Recorded data
_ _ _
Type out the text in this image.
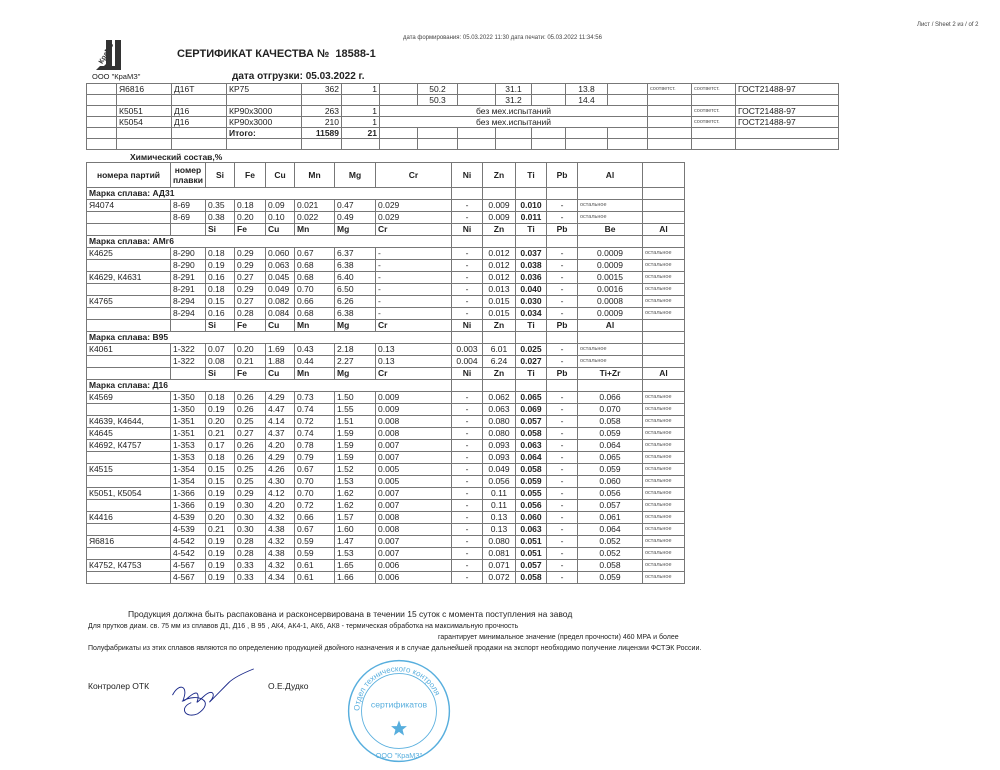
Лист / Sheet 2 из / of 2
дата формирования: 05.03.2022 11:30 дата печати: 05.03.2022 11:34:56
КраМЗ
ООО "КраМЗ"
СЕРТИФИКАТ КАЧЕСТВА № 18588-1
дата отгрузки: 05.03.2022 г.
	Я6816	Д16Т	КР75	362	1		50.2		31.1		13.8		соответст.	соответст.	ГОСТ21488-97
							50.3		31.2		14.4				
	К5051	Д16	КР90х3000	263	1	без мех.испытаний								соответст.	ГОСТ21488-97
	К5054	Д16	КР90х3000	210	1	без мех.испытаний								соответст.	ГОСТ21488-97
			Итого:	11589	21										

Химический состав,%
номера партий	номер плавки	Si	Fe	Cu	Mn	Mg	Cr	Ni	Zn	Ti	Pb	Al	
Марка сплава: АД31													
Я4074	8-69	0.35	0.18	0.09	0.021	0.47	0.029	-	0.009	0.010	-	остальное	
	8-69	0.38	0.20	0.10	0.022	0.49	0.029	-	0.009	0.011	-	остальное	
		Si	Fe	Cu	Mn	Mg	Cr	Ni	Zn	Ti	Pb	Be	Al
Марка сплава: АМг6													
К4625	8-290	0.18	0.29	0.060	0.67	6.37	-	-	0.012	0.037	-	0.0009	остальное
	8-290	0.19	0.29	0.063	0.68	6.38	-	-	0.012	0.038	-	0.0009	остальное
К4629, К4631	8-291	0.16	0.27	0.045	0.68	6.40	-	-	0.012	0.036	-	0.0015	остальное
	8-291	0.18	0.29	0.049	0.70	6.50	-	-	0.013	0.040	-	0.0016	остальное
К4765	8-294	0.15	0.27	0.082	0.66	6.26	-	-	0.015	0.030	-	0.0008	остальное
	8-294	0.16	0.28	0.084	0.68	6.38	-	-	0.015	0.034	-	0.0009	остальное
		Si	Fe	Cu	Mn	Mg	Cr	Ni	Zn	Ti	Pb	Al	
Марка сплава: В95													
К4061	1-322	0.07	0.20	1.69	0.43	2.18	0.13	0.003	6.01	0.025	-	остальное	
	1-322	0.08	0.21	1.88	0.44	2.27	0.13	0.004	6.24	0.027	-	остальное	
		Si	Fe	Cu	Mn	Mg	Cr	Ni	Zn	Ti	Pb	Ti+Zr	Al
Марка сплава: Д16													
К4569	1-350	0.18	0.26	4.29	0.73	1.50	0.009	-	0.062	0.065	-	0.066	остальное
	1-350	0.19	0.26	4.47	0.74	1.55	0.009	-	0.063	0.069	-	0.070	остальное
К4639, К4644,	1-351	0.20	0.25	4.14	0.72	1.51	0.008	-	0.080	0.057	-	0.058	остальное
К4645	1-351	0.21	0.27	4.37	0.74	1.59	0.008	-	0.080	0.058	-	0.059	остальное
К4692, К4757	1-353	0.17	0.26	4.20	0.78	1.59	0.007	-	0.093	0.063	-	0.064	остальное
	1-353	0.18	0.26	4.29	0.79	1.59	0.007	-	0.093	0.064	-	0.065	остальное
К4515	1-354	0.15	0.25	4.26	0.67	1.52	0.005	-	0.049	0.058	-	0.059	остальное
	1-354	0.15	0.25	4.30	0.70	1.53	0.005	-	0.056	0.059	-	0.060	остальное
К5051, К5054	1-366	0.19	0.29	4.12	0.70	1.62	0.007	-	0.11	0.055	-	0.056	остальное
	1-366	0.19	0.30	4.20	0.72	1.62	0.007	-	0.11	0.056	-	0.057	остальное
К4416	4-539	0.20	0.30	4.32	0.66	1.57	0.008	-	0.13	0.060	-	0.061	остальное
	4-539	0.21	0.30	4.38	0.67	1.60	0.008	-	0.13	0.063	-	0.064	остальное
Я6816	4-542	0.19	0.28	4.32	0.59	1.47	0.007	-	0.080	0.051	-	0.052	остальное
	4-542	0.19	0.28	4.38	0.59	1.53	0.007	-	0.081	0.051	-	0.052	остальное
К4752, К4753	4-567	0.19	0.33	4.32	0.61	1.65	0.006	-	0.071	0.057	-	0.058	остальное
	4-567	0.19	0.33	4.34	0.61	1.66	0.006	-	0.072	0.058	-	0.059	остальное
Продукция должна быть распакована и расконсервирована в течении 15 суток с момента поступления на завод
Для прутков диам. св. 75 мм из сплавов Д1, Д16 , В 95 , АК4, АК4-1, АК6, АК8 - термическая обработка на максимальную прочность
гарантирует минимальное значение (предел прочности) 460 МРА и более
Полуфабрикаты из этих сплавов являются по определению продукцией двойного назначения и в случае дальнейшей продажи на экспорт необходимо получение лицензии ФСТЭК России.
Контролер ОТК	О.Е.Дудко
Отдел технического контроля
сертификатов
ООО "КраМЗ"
_ _ _
[Exercise aim]: Filter the entries and copy out every line with the word "дата".

[Solution to this problem]:
дата формирования: 05.03.2022 11:30 дата печати: 05.03.2022 11:34:56
дата отгрузки: 05.03.2022 г.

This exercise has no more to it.